Thursday, July 18, 2019


I admit, I have a few faults... probably more than a few... but who's counting!? Some of them (not in any particular order):

1.) I get bored easily
2.) I think I can make things better, faster, stronger (or just more functional)
3.) I frequent the $1.04 clearance wood at HD. 

Known affectionately by my friends as "Ms. MacGyver", I've pretty much perfected the whole "making something outta nothing" thing. Challenge accepted! Some ideas work out better than others, and I've headed back to the drawing board more times than people have questioned Mona Lisa's smile. But when the creative juices get to workin' and the end result is pure genius (even if just to me), it's just so freaking satisfying!

Extracted material
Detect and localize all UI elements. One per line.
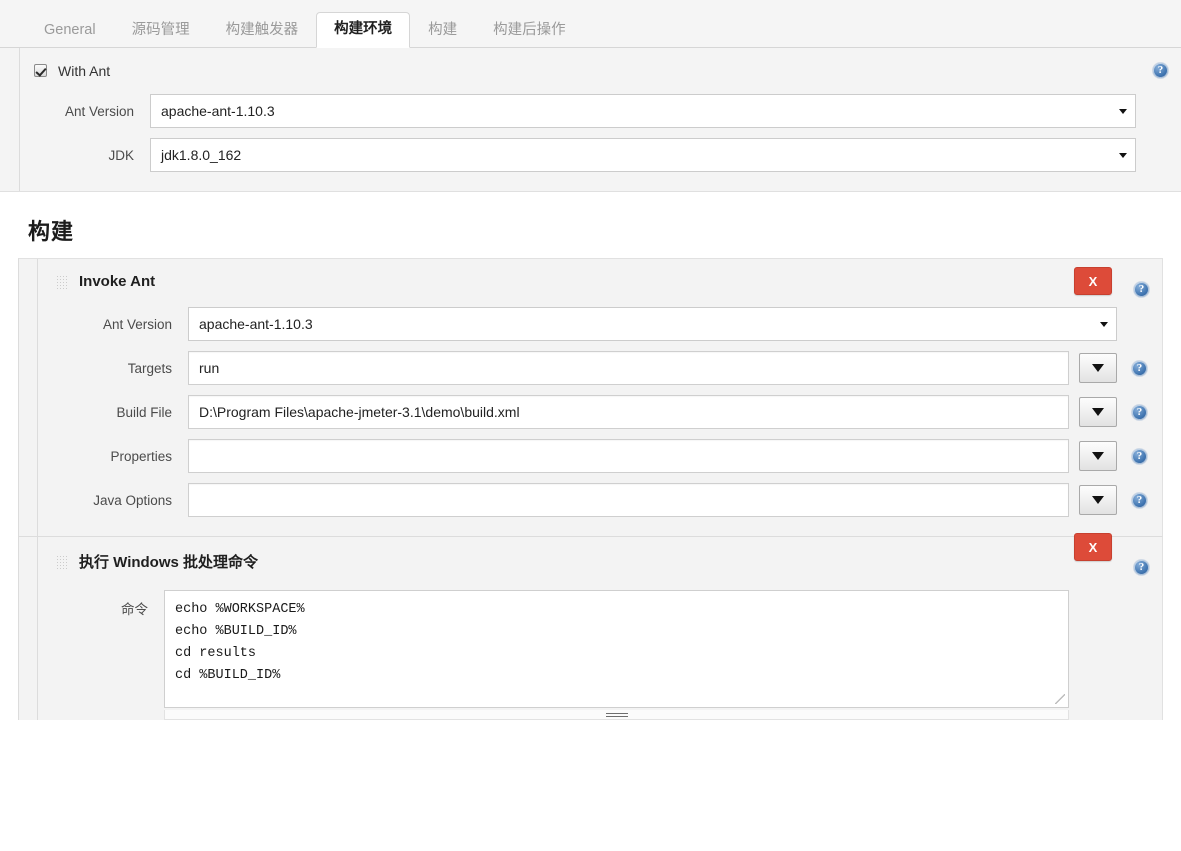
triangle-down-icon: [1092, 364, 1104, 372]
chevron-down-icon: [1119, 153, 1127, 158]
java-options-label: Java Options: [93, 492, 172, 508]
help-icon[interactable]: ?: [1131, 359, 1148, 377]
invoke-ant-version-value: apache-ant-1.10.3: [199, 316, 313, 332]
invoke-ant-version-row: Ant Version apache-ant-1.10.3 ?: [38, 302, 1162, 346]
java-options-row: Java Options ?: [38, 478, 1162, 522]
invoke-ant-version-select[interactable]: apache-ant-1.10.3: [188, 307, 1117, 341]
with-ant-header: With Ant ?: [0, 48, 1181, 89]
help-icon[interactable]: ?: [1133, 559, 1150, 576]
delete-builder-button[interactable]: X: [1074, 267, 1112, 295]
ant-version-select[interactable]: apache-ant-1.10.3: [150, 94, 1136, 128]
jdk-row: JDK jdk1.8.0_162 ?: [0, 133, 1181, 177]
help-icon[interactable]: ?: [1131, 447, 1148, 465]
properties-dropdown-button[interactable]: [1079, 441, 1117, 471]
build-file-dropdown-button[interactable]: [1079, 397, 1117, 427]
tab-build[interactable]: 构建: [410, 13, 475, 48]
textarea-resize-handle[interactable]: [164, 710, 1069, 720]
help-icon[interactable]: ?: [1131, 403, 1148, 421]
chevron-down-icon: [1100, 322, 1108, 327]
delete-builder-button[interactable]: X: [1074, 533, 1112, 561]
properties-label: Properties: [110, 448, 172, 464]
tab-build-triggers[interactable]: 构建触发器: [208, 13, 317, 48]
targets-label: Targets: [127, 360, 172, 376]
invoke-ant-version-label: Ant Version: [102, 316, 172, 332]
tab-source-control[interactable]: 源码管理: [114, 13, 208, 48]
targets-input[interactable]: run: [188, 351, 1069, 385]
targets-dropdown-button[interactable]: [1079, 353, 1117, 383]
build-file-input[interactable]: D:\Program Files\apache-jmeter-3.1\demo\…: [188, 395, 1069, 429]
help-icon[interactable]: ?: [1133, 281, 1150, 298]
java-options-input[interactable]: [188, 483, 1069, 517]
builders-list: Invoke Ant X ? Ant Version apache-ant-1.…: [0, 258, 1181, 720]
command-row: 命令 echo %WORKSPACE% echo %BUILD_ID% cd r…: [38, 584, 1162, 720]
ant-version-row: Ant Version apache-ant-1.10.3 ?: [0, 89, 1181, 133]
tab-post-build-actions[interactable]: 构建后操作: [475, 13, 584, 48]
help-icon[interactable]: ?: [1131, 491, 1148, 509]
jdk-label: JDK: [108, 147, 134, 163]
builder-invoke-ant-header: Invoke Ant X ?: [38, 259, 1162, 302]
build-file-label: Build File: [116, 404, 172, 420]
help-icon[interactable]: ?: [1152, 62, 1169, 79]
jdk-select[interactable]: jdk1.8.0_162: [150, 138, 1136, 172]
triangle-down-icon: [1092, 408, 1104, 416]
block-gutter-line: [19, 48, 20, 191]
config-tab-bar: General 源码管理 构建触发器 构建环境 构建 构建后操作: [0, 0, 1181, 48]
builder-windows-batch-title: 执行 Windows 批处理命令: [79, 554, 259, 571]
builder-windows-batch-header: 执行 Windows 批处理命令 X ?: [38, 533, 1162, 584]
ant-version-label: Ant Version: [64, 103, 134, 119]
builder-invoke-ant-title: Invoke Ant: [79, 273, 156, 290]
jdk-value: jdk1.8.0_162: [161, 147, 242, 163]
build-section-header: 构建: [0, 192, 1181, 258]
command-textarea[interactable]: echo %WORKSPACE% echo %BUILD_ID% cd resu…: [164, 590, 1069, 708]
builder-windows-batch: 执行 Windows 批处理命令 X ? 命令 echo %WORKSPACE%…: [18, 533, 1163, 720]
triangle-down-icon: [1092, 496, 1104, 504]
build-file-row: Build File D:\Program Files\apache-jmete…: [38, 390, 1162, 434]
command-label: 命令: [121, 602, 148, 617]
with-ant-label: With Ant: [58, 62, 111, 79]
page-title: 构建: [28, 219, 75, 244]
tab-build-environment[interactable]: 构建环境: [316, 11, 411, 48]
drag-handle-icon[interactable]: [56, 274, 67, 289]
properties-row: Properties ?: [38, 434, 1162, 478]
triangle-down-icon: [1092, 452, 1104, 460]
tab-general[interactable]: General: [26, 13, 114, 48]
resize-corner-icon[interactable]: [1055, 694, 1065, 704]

Instructions
a) Write out the part of the blog post starting at "3.) I frequent" and ending at "so freaking satisfying!".
b) Carry the blog post about making something out of nothing forward from the point where it stops.
The items come from a separate source and are unrelated to the blog post.

Responses to the tasks
a)
3.) I frequent the $1.04 clearance wood at HD. 

Known affectionately by my friends as "Ms. MacGyver", I've pretty much perfected the whole "making something outta nothing" thing. Challenge accepted! Some ideas work out better than others, and I've headed back to the drawing board more times than people have questioned Mona Lisa's smile. But when the creative juices get to workin' and the end result is pure genius (even if just to me), it's just so freaking satisfying!

b)
I've always said that campers, as a whole, are the most ingenious, creative, resourceful and clever group of people on the planet. Adapting to changing surroundings whilst subjecting yourself to the wrath of mother nature (and other campers) is a challenge onto itself. Before long, the words "what if we try this?", "do you think this would work?", "I wish there was a solution to that.", "ya know what would work?", "when we get home..." cross every camper's lips. Of course, doing a web search on a product that might aid in the problem at hand would work, if you could come up with the correct keys words to punch in. Unfortunately, its already too late, the monster has been poked.

I want to be able to go camping by myself, without a lot of effort, in a moments notice. I want to feel safe, be portable, be comfortable, and be functional (even better, multi-functional). I want to utilize things I already have, and oh yeah, I don't want to spend any money creating it. TA-DA!

Up for MacGyvering is my PT Cruiser. Standard 4-Door hatchback with folding/removable seats. I bought it used and never noticed those molded plastic things sticking out in the hatch. Seats fold down and also flip forward for cargo space. 

Turns out when purchasing new, there was an option for a plastic hatch cover that fit there. I cut a pieces of 3/4" plywood for shelves. I notched the bottom layer and followed the curve of the hatch when its closed. The bottom layer sits about 7" off the cargo bottom and is the perfect spot for air mattresses, lawn chairs, small tent bags, jumper cables, camp stoves etc.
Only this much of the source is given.